* [EXERCISE DETAILS]: Sift the listing for lines that hold the string "области" and pull them out.

* [ENTRIES PROVIDED]:
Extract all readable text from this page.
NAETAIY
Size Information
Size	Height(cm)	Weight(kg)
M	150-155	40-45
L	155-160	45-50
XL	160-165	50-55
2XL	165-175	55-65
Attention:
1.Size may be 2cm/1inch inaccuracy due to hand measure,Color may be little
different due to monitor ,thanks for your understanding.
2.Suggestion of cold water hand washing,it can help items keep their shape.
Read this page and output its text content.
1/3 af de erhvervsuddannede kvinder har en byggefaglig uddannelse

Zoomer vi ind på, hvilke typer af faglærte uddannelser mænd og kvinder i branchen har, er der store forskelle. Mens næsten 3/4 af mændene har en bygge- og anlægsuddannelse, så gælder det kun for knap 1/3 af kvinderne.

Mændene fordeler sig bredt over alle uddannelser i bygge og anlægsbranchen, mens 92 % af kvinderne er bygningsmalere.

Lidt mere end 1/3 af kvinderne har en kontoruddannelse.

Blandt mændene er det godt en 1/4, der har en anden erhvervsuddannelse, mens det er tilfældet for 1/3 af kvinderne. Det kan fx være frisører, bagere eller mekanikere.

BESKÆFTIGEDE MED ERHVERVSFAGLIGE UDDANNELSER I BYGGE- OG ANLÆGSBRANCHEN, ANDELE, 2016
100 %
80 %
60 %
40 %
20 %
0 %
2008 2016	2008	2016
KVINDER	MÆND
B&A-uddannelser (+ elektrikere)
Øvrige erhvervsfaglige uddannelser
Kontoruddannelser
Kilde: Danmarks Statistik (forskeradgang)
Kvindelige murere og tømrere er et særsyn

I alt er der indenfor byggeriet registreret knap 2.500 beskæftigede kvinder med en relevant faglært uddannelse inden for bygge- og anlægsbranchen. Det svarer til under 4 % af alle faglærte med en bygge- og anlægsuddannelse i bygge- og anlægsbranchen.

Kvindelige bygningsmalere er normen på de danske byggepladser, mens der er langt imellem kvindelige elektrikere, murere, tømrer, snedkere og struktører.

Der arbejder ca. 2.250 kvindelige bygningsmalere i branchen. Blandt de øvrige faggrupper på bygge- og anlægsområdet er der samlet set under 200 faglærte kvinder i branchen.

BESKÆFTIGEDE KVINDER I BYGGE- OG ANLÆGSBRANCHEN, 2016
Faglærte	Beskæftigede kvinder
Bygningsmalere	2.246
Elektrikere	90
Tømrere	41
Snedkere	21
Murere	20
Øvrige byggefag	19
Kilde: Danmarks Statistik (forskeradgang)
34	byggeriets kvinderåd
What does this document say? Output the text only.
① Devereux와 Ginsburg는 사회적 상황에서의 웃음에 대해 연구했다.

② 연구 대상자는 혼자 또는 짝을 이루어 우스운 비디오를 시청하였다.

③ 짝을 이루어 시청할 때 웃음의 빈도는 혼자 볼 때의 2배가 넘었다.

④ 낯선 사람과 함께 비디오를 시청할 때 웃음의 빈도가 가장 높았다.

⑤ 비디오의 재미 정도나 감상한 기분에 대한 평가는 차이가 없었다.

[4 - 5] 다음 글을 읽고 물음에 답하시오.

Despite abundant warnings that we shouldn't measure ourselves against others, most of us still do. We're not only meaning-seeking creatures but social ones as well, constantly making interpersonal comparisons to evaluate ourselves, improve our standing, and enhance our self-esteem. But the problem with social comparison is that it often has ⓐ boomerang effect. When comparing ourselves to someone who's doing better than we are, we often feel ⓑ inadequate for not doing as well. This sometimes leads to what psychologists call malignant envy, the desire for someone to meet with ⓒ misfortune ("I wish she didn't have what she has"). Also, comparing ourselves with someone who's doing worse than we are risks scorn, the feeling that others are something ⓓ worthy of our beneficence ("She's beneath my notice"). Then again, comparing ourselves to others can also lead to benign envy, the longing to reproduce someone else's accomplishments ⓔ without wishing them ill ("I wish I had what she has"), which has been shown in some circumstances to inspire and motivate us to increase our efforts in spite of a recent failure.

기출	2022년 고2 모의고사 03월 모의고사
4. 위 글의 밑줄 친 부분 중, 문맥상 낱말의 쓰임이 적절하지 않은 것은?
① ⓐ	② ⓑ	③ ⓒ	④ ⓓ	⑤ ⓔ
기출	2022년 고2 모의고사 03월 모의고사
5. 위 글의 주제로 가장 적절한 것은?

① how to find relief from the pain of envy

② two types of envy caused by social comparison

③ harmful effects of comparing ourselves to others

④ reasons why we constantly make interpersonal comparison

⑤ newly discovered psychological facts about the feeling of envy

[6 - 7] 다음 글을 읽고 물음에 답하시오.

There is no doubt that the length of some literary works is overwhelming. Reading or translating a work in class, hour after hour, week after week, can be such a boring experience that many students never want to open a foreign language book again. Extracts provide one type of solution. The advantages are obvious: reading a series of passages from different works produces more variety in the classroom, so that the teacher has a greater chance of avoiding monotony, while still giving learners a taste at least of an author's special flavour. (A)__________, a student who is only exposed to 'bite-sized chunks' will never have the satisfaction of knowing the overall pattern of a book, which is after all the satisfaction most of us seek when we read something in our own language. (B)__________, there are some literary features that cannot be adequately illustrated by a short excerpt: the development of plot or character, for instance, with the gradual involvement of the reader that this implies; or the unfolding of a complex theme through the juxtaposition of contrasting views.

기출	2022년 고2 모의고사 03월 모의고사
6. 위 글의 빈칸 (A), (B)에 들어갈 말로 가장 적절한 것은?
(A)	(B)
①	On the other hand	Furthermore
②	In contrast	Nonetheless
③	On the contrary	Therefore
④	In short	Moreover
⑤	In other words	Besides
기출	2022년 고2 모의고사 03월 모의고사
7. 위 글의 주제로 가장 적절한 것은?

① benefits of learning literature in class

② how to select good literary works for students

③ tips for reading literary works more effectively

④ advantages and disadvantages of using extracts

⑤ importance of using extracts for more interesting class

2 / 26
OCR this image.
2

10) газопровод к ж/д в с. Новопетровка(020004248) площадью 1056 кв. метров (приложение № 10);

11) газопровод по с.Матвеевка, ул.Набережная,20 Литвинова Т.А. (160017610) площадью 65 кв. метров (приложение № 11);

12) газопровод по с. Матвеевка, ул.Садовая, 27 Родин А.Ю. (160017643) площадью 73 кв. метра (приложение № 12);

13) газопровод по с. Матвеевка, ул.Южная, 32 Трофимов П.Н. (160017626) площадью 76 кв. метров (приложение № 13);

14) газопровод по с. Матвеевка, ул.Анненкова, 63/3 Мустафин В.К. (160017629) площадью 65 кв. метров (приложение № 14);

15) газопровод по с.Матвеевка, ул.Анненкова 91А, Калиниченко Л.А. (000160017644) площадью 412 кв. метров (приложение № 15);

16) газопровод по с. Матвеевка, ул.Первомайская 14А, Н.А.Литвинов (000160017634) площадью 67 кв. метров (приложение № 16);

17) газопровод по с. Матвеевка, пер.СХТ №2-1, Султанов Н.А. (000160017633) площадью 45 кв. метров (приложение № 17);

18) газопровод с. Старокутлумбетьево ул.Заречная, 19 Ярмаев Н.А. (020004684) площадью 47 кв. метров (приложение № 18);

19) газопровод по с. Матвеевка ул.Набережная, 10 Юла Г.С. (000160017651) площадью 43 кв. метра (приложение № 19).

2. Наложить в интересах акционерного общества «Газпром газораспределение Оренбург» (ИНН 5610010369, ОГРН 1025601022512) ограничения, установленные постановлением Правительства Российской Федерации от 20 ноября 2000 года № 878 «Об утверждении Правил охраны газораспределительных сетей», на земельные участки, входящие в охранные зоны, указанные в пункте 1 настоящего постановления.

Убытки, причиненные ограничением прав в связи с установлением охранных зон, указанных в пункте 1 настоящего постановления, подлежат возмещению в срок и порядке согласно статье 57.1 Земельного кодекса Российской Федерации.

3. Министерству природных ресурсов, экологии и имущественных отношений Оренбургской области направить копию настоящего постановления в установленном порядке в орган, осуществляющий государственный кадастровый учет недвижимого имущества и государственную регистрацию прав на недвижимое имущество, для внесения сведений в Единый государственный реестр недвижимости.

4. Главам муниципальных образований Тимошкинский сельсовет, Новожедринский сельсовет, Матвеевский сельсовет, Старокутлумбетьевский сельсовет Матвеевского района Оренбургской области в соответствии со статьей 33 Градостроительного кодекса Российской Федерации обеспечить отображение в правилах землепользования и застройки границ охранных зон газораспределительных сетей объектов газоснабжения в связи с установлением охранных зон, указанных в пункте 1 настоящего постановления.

* [RESULT OF THIS TASK]:
3. Министерству природных ресурсов, экологии и имущественных отношений Оренбургской области направить копию настоящего постановления в установленном порядке в орган, осуществляющий государственный кадастровый учет недвижимого имущества и государственную регистрацию прав на недвижимое имущество, для внесения сведений в Единый государственный реестр недвижимости.
4. Главам муниципальных образований Тимошкинский сельсовет, Новожедринский сельсовет, Матвеевский сельсовет, Старокутлумбетьевский сельсовет Матвеевского района Оренбургской области в соответствии со статьей 33 Градостроительного кодекса Российской Федерации обеспечить отображение в правилах землепользования и застройки границ охранных зон газораспределительных сетей объектов газоснабжения в связи с установлением охранных зон, указанных в пункте 1 настоящего постановления.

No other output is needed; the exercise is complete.